◆ **What the task requires**:
Write out the data below in full. Keep it exact.

Records from a collection of figures:
--- BEGIN ---
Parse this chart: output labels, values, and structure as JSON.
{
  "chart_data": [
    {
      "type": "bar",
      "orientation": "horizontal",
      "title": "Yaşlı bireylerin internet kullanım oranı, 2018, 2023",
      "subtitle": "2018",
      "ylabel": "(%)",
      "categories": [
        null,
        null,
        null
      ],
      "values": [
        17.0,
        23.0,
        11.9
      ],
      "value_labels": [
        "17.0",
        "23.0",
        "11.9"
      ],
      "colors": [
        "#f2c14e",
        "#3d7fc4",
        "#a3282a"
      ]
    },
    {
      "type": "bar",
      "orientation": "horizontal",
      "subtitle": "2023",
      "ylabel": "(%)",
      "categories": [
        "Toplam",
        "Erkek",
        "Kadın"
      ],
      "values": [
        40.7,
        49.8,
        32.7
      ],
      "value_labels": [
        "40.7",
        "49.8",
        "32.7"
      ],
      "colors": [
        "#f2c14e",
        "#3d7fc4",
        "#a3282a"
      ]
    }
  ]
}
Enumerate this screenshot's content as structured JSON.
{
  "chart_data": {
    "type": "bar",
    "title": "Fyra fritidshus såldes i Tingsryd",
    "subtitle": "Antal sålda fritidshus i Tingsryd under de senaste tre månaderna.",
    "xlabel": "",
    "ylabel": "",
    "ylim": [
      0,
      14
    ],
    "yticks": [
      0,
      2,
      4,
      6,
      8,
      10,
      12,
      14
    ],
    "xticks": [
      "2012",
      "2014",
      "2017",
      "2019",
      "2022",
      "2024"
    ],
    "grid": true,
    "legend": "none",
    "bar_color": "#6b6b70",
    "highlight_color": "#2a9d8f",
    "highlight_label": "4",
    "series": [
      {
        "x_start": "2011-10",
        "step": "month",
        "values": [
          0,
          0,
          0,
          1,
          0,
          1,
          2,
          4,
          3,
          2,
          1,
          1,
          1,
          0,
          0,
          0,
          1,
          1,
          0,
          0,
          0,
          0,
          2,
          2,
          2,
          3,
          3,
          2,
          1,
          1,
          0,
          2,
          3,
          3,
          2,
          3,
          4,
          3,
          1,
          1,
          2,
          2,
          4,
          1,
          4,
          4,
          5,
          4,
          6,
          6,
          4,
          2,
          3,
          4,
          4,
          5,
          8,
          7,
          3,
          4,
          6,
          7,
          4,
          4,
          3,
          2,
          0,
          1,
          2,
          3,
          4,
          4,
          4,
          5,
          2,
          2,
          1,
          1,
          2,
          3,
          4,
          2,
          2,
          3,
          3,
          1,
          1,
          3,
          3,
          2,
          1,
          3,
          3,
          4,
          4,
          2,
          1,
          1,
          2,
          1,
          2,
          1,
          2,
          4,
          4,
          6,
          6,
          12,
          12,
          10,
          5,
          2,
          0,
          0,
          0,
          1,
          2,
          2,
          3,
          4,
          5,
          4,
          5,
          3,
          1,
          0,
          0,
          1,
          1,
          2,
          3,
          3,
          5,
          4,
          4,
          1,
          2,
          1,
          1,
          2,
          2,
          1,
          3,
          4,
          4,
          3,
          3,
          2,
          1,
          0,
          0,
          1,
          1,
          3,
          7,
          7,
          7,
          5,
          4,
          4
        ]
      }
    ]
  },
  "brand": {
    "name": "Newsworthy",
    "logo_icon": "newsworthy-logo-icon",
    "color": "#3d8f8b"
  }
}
--- END ---
◆ **Task output**:
Parse this chart: output labels, values, and structure as JSON.
{
  "chart_data": [
    {
      "type": "bar",
      "orientation": "horizontal",
      "title": "Yaşlı bireylerin internet kullanım oranı, 2018, 2023",
      "subtitle": "2018",
      "ylabel": "(%)",
      "categories": [
        null,
        null,
        null
      ],
      "values": [
        17.0,
        23.0,
        11.9
      ],
      "value_labels": [
        "17.0",
        "23.0",
        "11.9"
      ],
      "colors": [
        "#f2c14e",
        "#3d7fc4",
        "#a3282a"
      ]
    },
    {
      "type": "bar",
      "orientation": "horizontal",
      "subtitle": "2023",
      "ylabel": "(%)",
      "categories": [
        "Toplam",
        "Erkek",
        "Kadın"
      ],
      "values": [
        40.7,
        49.8,
        32.7
      ],
      "value_labels": [
        "40.7",
        "49.8",
        "32.7"
      ],
      "colors": [
        "#f2c14e",
        "#3d7fc4",
        "#a3282a"
      ]
    }
  ]
}
Enumerate this screenshot's content as structured JSON.
{
  "chart_data": {
    "type": "bar",
    "title": "Fyra fritidshus såldes i Tingsryd",
    "subtitle": "Antal sålda fritidshus i Tingsryd under de senaste tre månaderna.",
    "xlabel": "",
    "ylabel": "",
    "ylim": [
      0,
      14
    ],
    "yticks": [
      0,
      2,
      4,
      6,
      8,
      10,
      12,
      14
    ],
    "xticks": [
      "2012",
      "2014",
      "2017",
      "2019",
      "2022",
      "2024"
    ],
    "grid": true,
    "legend": "none",
    "bar_color": "#6b6b70",
    "highlight_color": "#2a9d8f",
    "highlight_label": "4",
    "series": [
      {
        "x_start": "2011-10",
        "step": "month",
        "values": [
          0,
          0,
          0,
          1,
          0,
          1,
          2,
          4,
          3,
          2,
          1,
          1,
          1,
          0,
          0,
          0,
          1,
          1,
          0,
          0,
          0,
          0,
          2,
          2,
          2,
          3,
          3,
          2,
          1,
          1,
          0,
          2,
          3,
          3,
          2,
          3,
          4,
          3,
          1,
          1,
          2,
          2,
          4,
          1,
          4,
          4,
          5,
          4,
          6,
          6,
          4,
          2,
          3,
          4,
          4,
          5,
          8,
          7,
          3,
          4,
          6,
          7,
          4,
          4,
          3,
          2,
          0,
          1,
          2,
          3,
          4,
          4,
          4,
          5,
          2,
          2,
          1,
          1,
          2,
          3,
          4,
          2,
          2,
          3,
          3,
          1,
          1,
          3,
          3,
          2,
          1,
          3,
          3,
          4,
          4,
          2,
          1,
          1,
          2,
          1,
          2,
          1,
          2,
          4,
          4,
          6,
          6,
          12,
          12,
          10,
          5,
          2,
          0,
          0,
          0,
          1,
          2,
          2,
          3,
          4,
          5,
          4,
          5,
          3,
          1,
          0,
          0,
          1,
          1,
          2,
          3,
          3,
          5,
          4,
          4,
          1,
          2,
          1,
          1,
          2,
          2,
          1,
          3,
          4,
          4,
          3,
          3,
          2,
          1,
          0,
          0,
          1,
          1,
          3,
          7,
          7,
          7,
          5,
          4,
          4
        ]
      }
    ]
  },
  "brand": {
    "name": "Newsworthy",
    "logo_icon": "newsworthy-logo-icon",
    "color": "#3d8f8b"
  }
}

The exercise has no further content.